#### PROVIDED MATERIAL
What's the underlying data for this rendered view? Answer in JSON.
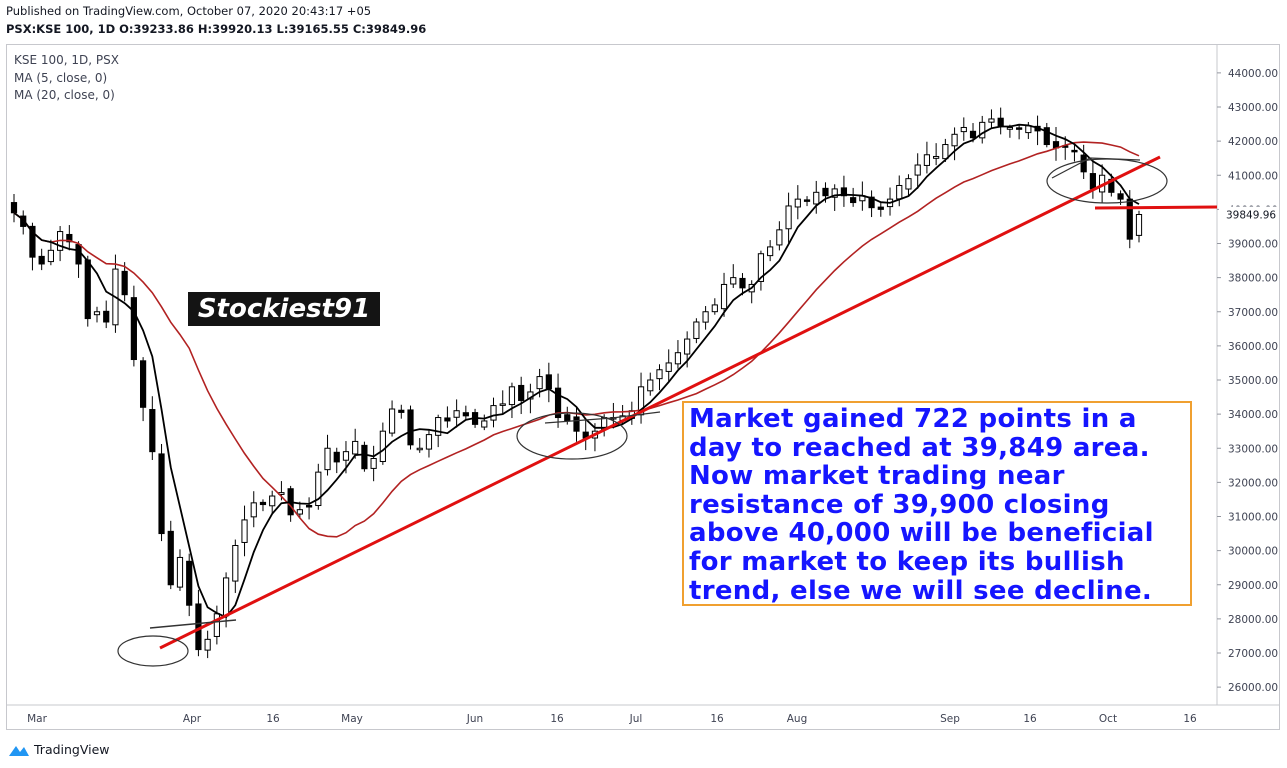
{
  "header": {
    "published": "Published on TradingView.com, October 07, 2020 20:43:17 +05",
    "ohlc": "PSX:KSE 100, 1D O:39233.86 H:39920.13 L:39165.55 C:39849.96"
  },
  "legend": [
    "KSE 100, 1D, PSX",
    "MA (5, close, 0)",
    "MA (20, close, 0)"
  ],
  "watermark": "Stockiest91",
  "note": "Market gained 722 points in a\nday to reached at 39,849 area.\nNow market trading near\nresistance of 39,900 closing\nabove 40,000 will be beneficial\nfor market to keep its bullish\ntrend, else we will see decline.",
  "footer": {
    "brand": "TradingView"
  },
  "colors": {
    "up": "#ffffff",
    "down": "#000000",
    "ma5": "#000000",
    "ma20": "#b22222",
    "trendline": "#e01010",
    "note_text": "#1515ff",
    "note_border": "#f0a030"
  },
  "chart_data": {
    "type": "candlestick",
    "symbol": "PSX:KSE 100",
    "interval": "1D",
    "y_ticks": [
      26000,
      27000,
      28000,
      29000,
      30000,
      31000,
      32000,
      33000,
      34000,
      35000,
      36000,
      37000,
      38000,
      39000,
      40000,
      41000,
      42000,
      43000,
      44000
    ],
    "y_tick_labels": [
      "26000.00",
      "27000.00",
      "28000.00",
      "29000.00",
      "30000.00",
      "31000.00",
      "32000.00",
      "33000.00",
      "34000.00",
      "35000.00",
      "36000.00",
      "37000.00",
      "38000.00",
      "39000.00",
      "40000.00",
      "41000.00",
      "42000.00",
      "43000.00",
      "44000.00"
    ],
    "last_price_label": "39849.96",
    "last_price": 39849.96,
    "x_tick_labels": [
      "Mar",
      "Apr",
      "16",
      "May",
      "Jun",
      "16",
      "Jul",
      "16",
      "Aug",
      "Sep",
      "16",
      "Oct",
      "16"
    ],
    "ylim": [
      25600,
      44600
    ],
    "closes": [
      39900,
      39500,
      38600,
      38400,
      38800,
      39350,
      39050,
      38400,
      36800,
      37000,
      36700,
      38250,
      37500,
      35600,
      34200,
      32900,
      30500,
      29000,
      29800,
      28400,
      27100,
      27400,
      28150,
      29200,
      30150,
      30900,
      31400,
      31350,
      31600,
      31700,
      31050,
      31200,
      31300,
      32300,
      33000,
      32600,
      32900,
      33200,
      32400,
      32700,
      33500,
      34150,
      34050,
      33100,
      33000,
      33400,
      33900,
      33800,
      34100,
      33950,
      33700,
      33800,
      34250,
      34300,
      34800,
      34400,
      34650,
      35100,
      34750,
      33900,
      33800,
      33500,
      33300,
      33500,
      33900,
      33900,
      33950,
      34100,
      34800,
      35000,
      35300,
      35500,
      35800,
      36200,
      36700,
      37000,
      37200,
      37800,
      38000,
      37700,
      37800,
      38700,
      38900,
      39400,
      40100,
      40300,
      40250,
      40500,
      40400,
      40600,
      40400,
      40200,
      40400,
      40050,
      40000,
      40300,
      40700,
      40900,
      41300,
      41600,
      41550,
      41900,
      42200,
      42400,
      42100,
      42550,
      42650,
      42450,
      42400,
      42350,
      42450,
      42300,
      41900,
      41800,
      41850,
      41700,
      41100,
      40600,
      41000,
      40500,
      40300,
      39127,
      39849.96
    ],
    "annotations": [
      "rising trendline",
      "horizontal resistance line",
      "ellipse markings"
    ]
  }
}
########
■ PROBLEM TO WORK ON:
Set each line of the records down exactly, leaving every picture out.

■ SOLUTION TO THE EXERCISE:
What's the underlying data for this rendered view? Answer in JSON.
{
  "header": {
    "published": "Published on TradingView.com, October 07, 2020 20:43:17 +05",
    "ohlc": "PSX:KSE 100, 1D O:39233.86 H:39920.13 L:39165.55 C:39849.96"
  },
  "legend": [
    "KSE 100, 1D, PSX",
    "MA (5, close, 0)",
    "MA (20, close, 0)"
  ],
  "watermark": "Stockiest91",
  "note": "Market gained 722 points in a\nday to reached at 39,849 area.\nNow market trading near\nresistance of 39,900 closing\nabove 40,000 will be beneficial\nfor market to keep its bullish\ntrend, else we will see decline.",
  "footer": {
    "brand": "TradingView"
  },
  "colors": {
    "up": "#ffffff",
    "down": "#000000",
    "ma5": "#000000",
    "ma20": "#b22222",
    "trendline": "#e01010",
    "note_text": "#1515ff",
    "note_border": "#f0a030"
  },
  "chart_data": {
    "type": "candlestick",
    "symbol": "PSX:KSE 100",
    "interval": "1D",
    "y_ticks": [
      26000,
      27000,
      28000,
      29000,
      30000,
      31000,
      32000,
      33000,
      34000,
      35000,
      36000,
      37000,
      38000,
      39000,
      40000,
      41000,
      42000,
      43000,
      44000
    ],
    "y_tick_labels": [
      "26000.00",
      "27000.00",
      "28000.00",
      "29000.00",
      "30000.00",
      "31000.00",
      "32000.00",
      "33000.00",
      "34000.00",
      "35000.00",
      "36000.00",
      "37000.00",
      "38000.00",
      "39000.00",
      "40000.00",
      "41000.00",
      "42000.00",
      "43000.00",
      "44000.00"
    ],
    "last_price_label": "39849.96",
    "last_price": 39849.96,
    "x_tick_labels": [
      "Mar",
      "Apr",
      "16",
      "May",
      "Jun",
      "16",
      "Jul",
      "16",
      "Aug",
      "Sep",
      "16",
      "Oct",
      "16"
    ],
    "ylim": [
      25600,
      44600
    ],
    "closes": [
      39900,
      39500,
      38600,
      38400,
      38800,
      39350,
      39050,
      38400,
      36800,
      37000,
      36700,
      38250,
      37500,
      35600,
      34200,
      32900,
      30500,
      29000,
      29800,
      28400,
      27100,
      27400,
      28150,
      29200,
      30150,
      30900,
      31400,
      31350,
      31600,
      31700,
      31050,
      31200,
      31300,
      32300,
      33000,
      32600,
      32900,
      33200,
      32400,
      32700,
      33500,
      34150,
      34050,
      33100,
      33000,
      33400,
      33900,
      33800,
      34100,
      33950,
      33700,
      33800,
      34250,
      34300,
      34800,
      34400,
      34650,
      35100,
      34750,
      33900,
      33800,
      33500,
      33300,
      33500,
      33900,
      33900,
      33950,
      34100,
      34800,
      35000,
      35300,
      35500,
      35800,
      36200,
      36700,
      37000,
      37200,
      37800,
      38000,
      37700,
      37800,
      38700,
      38900,
      39400,
      40100,
      40300,
      40250,
      40500,
      40400,
      40600,
      40400,
      40200,
      40400,
      40050,
      40000,
      40300,
      40700,
      40900,
      41300,
      41600,
      41550,
      41900,
      42200,
      42400,
      42100,
      42550,
      42650,
      42450,
      42400,
      42350,
      42450,
      42300,
      41900,
      41800,
      41850,
      41700,
      41100,
      40600,
      41000,
      40500,
      40300,
      39127,
      39849.96
    ],
    "annotations": [
      "rising trendline",
      "horizontal resistance line",
      "ellipse markings"
    ]
  }
}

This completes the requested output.